Records for this task:
[Start]

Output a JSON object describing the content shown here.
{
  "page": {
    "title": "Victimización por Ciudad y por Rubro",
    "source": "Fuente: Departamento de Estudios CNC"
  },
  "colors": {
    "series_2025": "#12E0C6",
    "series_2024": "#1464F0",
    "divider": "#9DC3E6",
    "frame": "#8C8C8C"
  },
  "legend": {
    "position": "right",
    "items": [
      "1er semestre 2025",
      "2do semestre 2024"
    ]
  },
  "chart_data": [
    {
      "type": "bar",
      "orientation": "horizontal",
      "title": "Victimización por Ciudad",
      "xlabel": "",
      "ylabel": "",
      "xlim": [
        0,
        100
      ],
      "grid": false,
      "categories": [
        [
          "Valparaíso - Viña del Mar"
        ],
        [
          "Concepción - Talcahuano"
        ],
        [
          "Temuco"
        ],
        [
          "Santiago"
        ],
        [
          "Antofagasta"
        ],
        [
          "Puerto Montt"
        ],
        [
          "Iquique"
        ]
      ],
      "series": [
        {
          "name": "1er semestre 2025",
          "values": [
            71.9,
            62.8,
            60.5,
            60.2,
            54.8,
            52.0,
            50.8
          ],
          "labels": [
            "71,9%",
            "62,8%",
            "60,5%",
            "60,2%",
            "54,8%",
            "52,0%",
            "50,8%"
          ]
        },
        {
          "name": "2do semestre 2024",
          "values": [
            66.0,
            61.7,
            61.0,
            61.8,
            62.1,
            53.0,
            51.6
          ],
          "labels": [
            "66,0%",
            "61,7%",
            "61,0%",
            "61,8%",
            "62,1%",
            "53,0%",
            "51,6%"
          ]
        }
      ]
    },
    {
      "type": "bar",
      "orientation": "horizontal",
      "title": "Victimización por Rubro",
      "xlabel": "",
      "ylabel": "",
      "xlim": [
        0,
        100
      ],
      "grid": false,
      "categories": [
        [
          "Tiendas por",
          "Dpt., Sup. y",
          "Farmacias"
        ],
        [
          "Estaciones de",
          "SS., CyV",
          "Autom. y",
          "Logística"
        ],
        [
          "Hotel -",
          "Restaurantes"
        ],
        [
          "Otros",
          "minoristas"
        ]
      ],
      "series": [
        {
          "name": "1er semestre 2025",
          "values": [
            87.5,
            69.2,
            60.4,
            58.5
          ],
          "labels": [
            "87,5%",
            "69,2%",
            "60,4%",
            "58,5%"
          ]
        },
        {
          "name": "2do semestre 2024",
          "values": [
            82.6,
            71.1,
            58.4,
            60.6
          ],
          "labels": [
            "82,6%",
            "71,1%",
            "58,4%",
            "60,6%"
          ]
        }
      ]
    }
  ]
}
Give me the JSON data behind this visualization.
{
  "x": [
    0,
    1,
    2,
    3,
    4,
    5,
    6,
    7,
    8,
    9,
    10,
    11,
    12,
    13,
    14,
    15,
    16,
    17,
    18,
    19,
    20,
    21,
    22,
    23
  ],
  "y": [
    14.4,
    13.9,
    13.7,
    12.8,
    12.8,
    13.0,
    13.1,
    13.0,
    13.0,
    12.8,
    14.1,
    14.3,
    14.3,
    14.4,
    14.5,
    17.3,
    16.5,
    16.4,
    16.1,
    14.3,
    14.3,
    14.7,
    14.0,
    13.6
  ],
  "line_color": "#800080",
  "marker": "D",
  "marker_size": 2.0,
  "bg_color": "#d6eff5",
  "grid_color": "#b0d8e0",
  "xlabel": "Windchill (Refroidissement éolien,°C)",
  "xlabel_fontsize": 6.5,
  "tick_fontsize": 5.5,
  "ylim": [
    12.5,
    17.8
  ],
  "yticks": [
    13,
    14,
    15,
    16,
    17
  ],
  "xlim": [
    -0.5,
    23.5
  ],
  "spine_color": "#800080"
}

[End]

Task goal: Repeat only the lines running from the line that contains "Give me the" through the last line above, inclusive.

Answer to this task:
Give me the JSON data behind this visualization.
{
  "x": [
    0,
    1,
    2,
    3,
    4,
    5,
    6,
    7,
    8,
    9,
    10,
    11,
    12,
    13,
    14,
    15,
    16,
    17,
    18,
    19,
    20,
    21,
    22,
    23
  ],
  "y": [
    14.4,
    13.9,
    13.7,
    12.8,
    12.8,
    13.0,
    13.1,
    13.0,
    13.0,
    12.8,
    14.1,
    14.3,
    14.3,
    14.4,
    14.5,
    17.3,
    16.5,
    16.4,
    16.1,
    14.3,
    14.3,
    14.7,
    14.0,
    13.6
  ],
  "line_color": "#800080",
  "marker": "D",
  "marker_size": 2.0,
  "bg_color": "#d6eff5",
  "grid_color": "#b0d8e0",
  "xlabel": "Windchill (Refroidissement éolien,°C)",
  "xlabel_fontsize": 6.5,
  "tick_fontsize": 5.5,
  "ylim": [
    12.5,
    17.8
  ],
  "yticks": [
    13,
    14,
    15,
    16,
    17
  ],
  "xlim": [
    -0.5,
    23.5
  ],
  "spine_color": "#800080"
}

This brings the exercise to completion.